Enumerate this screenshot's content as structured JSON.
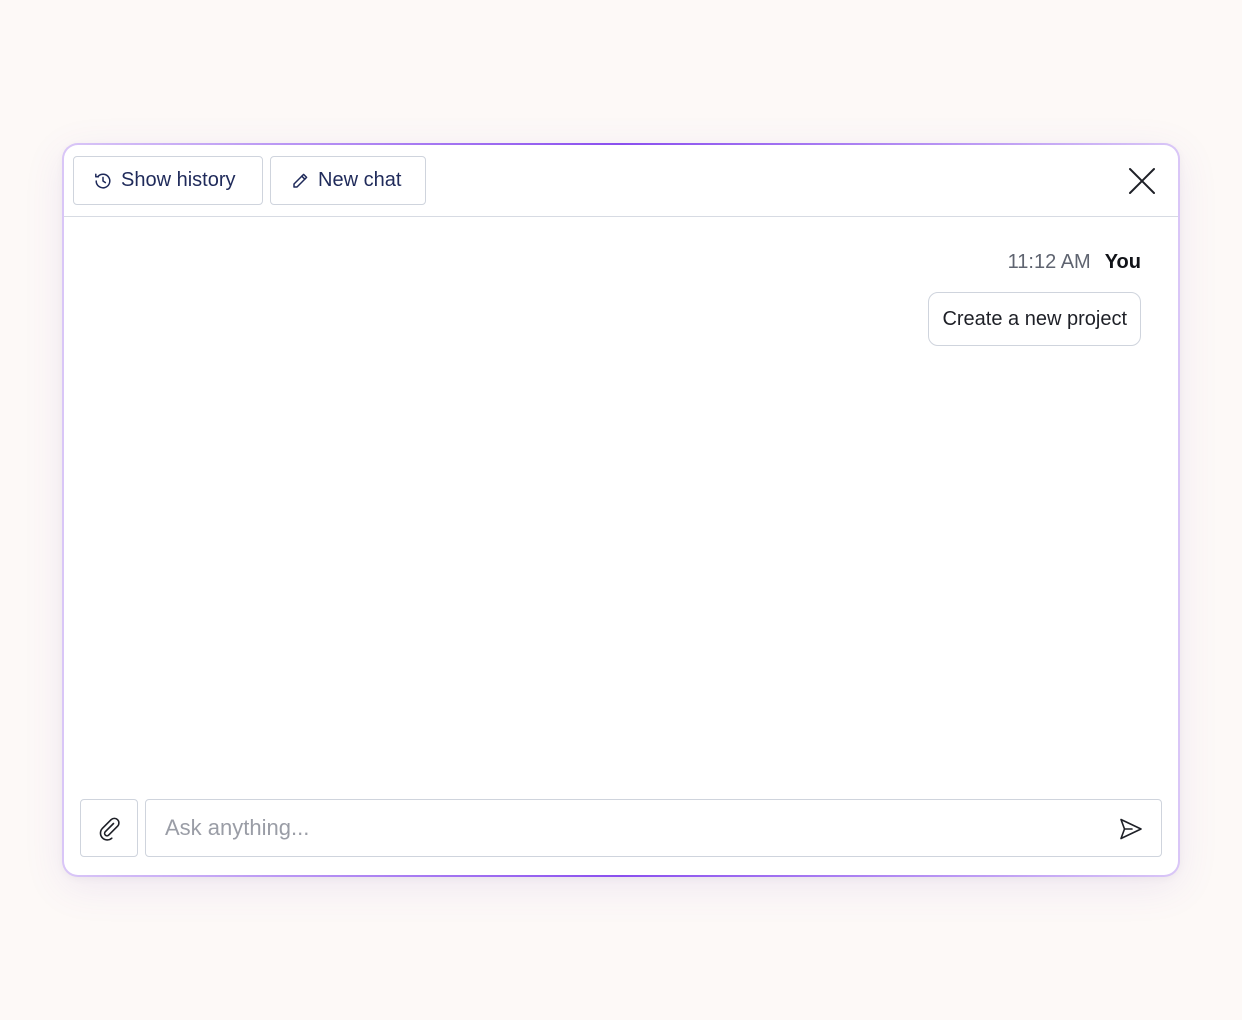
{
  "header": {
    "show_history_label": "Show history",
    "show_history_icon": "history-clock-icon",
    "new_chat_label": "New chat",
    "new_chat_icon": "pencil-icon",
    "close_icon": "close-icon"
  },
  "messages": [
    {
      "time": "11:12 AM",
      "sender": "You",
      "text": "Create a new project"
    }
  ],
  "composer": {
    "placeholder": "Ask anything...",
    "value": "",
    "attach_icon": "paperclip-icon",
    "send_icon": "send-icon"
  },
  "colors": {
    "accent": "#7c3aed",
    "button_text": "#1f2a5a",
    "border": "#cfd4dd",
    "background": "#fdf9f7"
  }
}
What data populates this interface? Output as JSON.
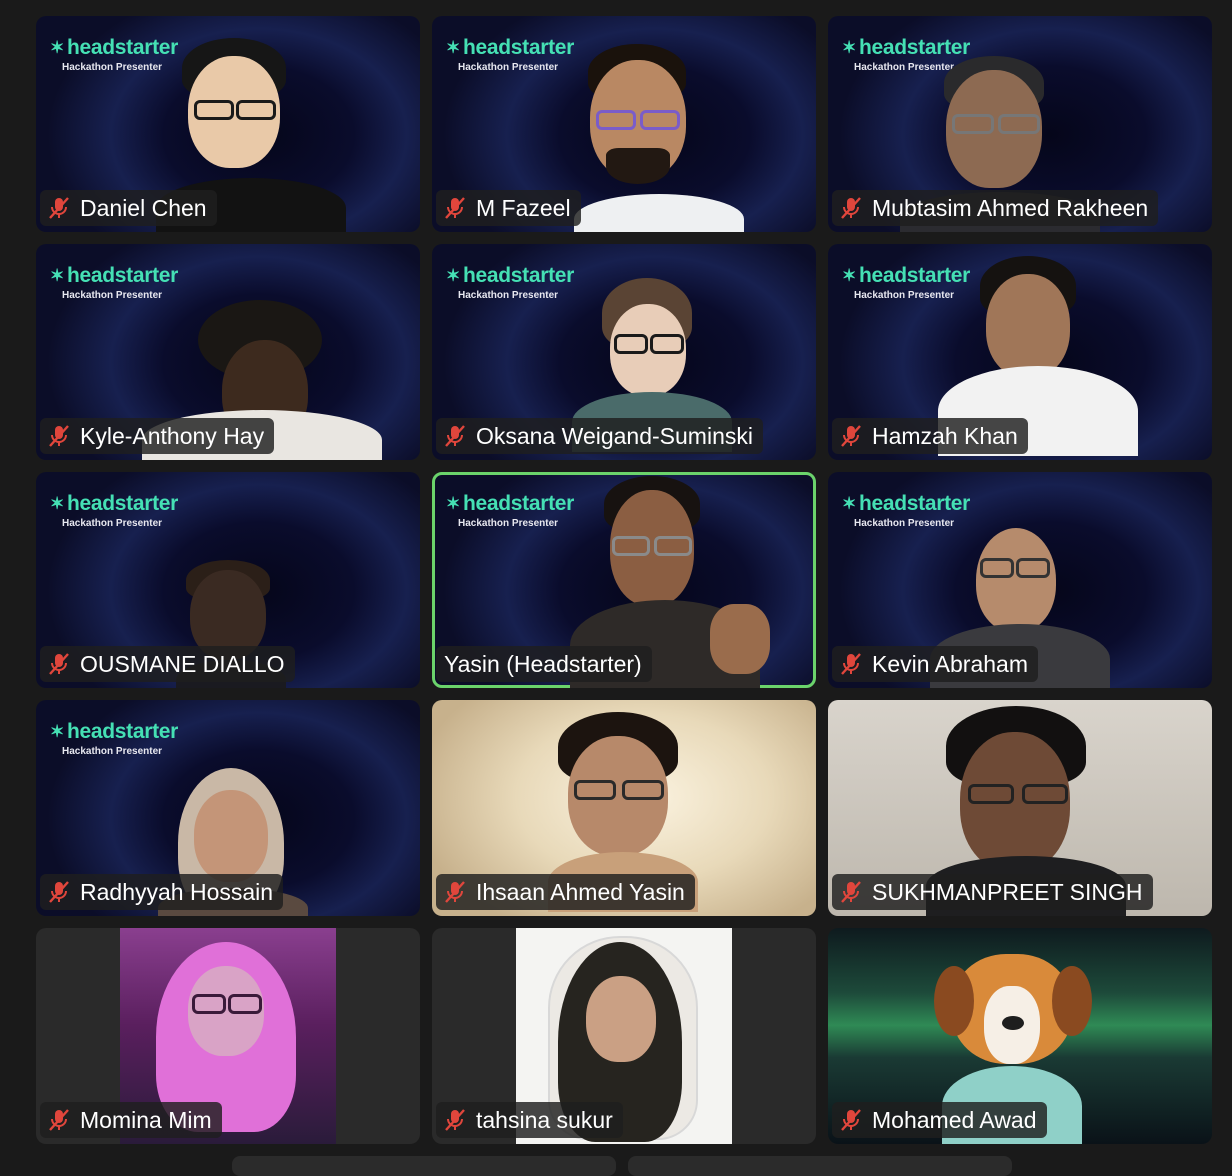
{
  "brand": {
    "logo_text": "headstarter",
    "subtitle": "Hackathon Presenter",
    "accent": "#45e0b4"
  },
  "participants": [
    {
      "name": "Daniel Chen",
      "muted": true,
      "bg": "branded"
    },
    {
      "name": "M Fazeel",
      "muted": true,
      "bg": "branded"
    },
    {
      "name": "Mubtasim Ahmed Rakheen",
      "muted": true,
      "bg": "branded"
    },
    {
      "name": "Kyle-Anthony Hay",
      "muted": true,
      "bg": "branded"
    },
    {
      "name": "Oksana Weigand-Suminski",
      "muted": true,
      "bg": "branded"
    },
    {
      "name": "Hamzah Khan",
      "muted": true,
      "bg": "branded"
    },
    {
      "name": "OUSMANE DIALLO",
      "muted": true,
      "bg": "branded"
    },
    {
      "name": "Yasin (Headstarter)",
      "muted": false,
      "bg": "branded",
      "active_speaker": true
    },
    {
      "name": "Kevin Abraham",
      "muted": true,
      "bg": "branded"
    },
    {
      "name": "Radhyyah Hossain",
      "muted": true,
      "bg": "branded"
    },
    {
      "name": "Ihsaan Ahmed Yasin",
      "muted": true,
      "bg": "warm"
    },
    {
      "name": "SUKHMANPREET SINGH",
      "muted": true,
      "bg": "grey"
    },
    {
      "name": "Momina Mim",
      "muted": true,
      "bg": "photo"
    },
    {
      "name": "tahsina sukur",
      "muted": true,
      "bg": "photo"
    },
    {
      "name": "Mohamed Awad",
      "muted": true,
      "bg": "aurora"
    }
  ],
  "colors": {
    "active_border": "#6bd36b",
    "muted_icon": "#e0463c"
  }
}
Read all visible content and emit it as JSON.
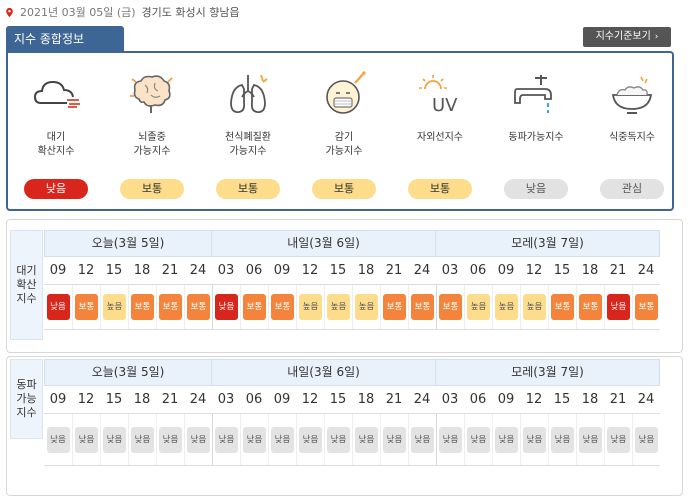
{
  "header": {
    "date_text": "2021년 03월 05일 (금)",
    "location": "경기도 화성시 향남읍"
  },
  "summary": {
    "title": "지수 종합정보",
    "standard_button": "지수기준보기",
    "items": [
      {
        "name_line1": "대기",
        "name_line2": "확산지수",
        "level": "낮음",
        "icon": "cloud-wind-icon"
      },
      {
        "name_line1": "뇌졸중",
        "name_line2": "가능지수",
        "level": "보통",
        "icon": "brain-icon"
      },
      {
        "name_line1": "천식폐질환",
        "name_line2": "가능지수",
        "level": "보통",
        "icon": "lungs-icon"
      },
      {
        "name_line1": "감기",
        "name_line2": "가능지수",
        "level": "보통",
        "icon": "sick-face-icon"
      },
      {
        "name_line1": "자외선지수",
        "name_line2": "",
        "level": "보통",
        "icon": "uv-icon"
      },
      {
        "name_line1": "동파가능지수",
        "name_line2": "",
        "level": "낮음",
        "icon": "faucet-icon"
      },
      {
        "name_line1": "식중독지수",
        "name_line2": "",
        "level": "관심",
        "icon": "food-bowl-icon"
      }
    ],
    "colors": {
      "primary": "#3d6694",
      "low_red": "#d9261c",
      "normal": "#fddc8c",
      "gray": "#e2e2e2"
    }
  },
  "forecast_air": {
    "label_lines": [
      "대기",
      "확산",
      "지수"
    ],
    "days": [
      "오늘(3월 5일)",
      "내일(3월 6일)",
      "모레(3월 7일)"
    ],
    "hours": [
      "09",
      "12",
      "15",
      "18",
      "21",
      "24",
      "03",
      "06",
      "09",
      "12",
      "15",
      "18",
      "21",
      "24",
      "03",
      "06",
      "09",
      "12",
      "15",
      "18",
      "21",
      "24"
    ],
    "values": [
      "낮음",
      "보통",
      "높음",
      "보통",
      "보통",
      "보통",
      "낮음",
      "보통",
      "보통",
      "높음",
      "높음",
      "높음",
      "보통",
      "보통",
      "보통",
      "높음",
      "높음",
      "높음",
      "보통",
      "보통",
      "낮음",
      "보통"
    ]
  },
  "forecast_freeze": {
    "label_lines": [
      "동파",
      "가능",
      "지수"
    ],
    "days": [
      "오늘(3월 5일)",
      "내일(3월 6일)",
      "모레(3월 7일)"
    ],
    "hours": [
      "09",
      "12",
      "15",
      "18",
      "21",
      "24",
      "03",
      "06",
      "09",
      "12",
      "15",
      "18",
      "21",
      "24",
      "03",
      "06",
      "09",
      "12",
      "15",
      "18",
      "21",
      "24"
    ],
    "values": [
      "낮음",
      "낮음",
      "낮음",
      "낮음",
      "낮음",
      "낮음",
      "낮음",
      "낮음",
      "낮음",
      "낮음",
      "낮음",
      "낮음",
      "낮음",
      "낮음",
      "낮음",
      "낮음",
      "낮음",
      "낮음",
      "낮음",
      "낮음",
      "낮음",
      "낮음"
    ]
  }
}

___

# PROBLEM REQUIREMENTS:
Transcribe every record above exactly, leaving out the pictures.

# WRITTEN RESPONSE:
Enumerate this screenshot's content as structured JSON.
{
  "header": {
    "show_history_label": "Show history",
    "show_history_icon": "history-clock-icon",
    "new_chat_label": "New chat",
    "new_chat_icon": "pencil-icon",
    "close_icon": "close-icon"
  },
  "messages": [
    {
      "time": "11:12 AM",
      "sender": "You",
      "text": "Create a new project"
    }
  ],
  "composer": {
    "placeholder": "Ask anything...",
    "value": "",
    "attach_icon": "paperclip-icon",
    "send_icon": "send-icon"
  },
  "colors": {
    "accent": "#7c3aed",
    "button_text": "#1f2a5a",
    "border": "#cfd4dd",
    "background": "#fdf9f7"
  }
}
What data populates this interface? Output as JSON.
{
  "brand": {
    "logo_text": "headstarter",
    "subtitle": "Hackathon Presenter",
    "accent": "#45e0b4"
  },
  "participants": [
    {
      "name": "Daniel Chen",
      "muted": true,
      "bg": "branded"
    },
    {
      "name": "M Fazeel",
      "muted": true,
      "bg": "branded"
    },
    {
      "name": "Mubtasim Ahmed Rakheen",
      "muted": true,
      "bg": "branded"
    },
    {
      "name": "Kyle-Anthony Hay",
      "muted": true,
      "bg": "branded"
    },
    {
      "name": "Oksana Weigand-Suminski",
      "muted": true,
      "bg": "branded"
    },
    {
      "name": "Hamzah Khan",
      "muted": true,
      "bg": "branded"
    },
    {
      "name": "OUSMANE DIALLO",
      "muted": true,
      "bg": "branded"
    },
    {
      "name": "Yasin (Headstarter)",
      "muted": false,
      "bg": "branded",
      "active_speaker": true
    },
    {
      "name": "Kevin Abraham",
      "muted": true,
      "bg": "branded"
    },
    {
      "name": "Radhyyah Hossain",
      "muted": true,
      "bg": "branded"
    },
    {
      "name": "Ihsaan Ahmed Yasin",
      "muted": true,
      "bg": "warm"
    },
    {
      "name": "SUKHMANPREET SINGH",
      "muted": true,
      "bg": "grey"
    },
    {
      "name": "Momina Mim",
      "muted": true,
      "bg": "photo"
    },
    {
      "name": "tahsina sukur",
      "muted": true,
      "bg": "photo"
    },
    {
      "name": "Mohamed Awad",
      "muted": true,
      "bg": "aurora"
    }
  ],
  "colors": {
    "active_border": "#6bd36b",
    "muted_icon": "#e0463c"
  }
}
Read all visible content and emit it as JSON.
{
  "header": {
    "date_text": "2021년 03월 05일 (금)",
    "location": "경기도 화성시 향남읍"
  },
  "summary": {
    "title": "지수 종합정보",
    "standard_button": "지수기준보기",
    "items": [
      {
        "name_line1": "대기",
        "name_line2": "확산지수",
        "level": "낮음",
        "icon": "cloud-wind-icon"
      },
      {
        "name_line1": "뇌졸중",
        "name_line2": "가능지수",
        "level": "보통",
        "icon": "brain-icon"
      },
      {
        "name_line1": "천식폐질환",
        "name_line2": "가능지수",
        "level": "보통",
        "icon": "lungs-icon"
      },
      {
        "name_line1": "감기",
        "name_line2": "가능지수",
        "level": "보통",
        "icon": "sick-face-icon"
      },
      {
        "name_line1": "자외선지수",
        "name_line2": "",
        "level": "보통",
        "icon": "uv-icon"
      },
      {
        "name_line1": "동파가능지수",
        "name_line2": "",
        "level": "낮음",
        "icon": "faucet-icon"
      },
      {
        "name_line1": "식중독지수",
        "name_line2": "",
        "level": "관심",
        "icon": "food-bowl-icon"
      }
    ],
    "colors": {
      "primary": "#3d6694",
      "low_red": "#d9261c",
      "normal": "#fddc8c",
      "gray": "#e2e2e2"
    }
  },
  "forecast_air": {
    "label_lines": [
      "대기",
      "확산",
      "지수"
    ],
    "days": [
      "오늘(3월 5일)",
      "내일(3월 6일)",
      "모레(3월 7일)"
    ],
    "hours": [
      "09",
      "12",
      "15",
      "18",
      "21",
      "24",
      "03",
      "06",
      "09",
      "12",
      "15",
      "18",
      "21",
      "24",
      "03",
      "06",
      "09",
      "12",
      "15",
      "18",
      "21",
      "24"
    ],
    "values": [
      "낮음",
      "보통",
      "높음",
      "보통",
      "보통",
      "보통",
      "낮음",
      "보통",
      "보통",
      "높음",
      "높음",
      "높음",
      "보통",
      "보통",
      "보통",
      "높음",
      "높음",
      "높음",
      "보통",
      "보통",
      "낮음",
      "보통"
    ]
  },
  "forecast_freeze": {
    "label_lines": [
      "동파",
      "가능",
      "지수"
    ],
    "days": [
      "오늘(3월 5일)",
      "내일(3월 6일)",
      "모레(3월 7일)"
    ],
    "hours": [
      "09",
      "12",
      "15",
      "18",
      "21",
      "24",
      "03",
      "06",
      "09",
      "12",
      "15",
      "18",
      "21",
      "24",
      "03",
      "06",
      "09",
      "12",
      "15",
      "18",
      "21",
      "24"
    ],
    "values": [
      "낮음",
      "낮음",
      "낮음",
      "낮음",
      "낮음",
      "낮음",
      "낮음",
      "낮음",
      "낮음",
      "낮음",
      "낮음",
      "낮음",
      "낮음",
      "낮음",
      "낮음",
      "낮음",
      "낮음",
      "낮음",
      "낮음",
      "낮음",
      "낮음",
      "낮음"
    ]
  }
}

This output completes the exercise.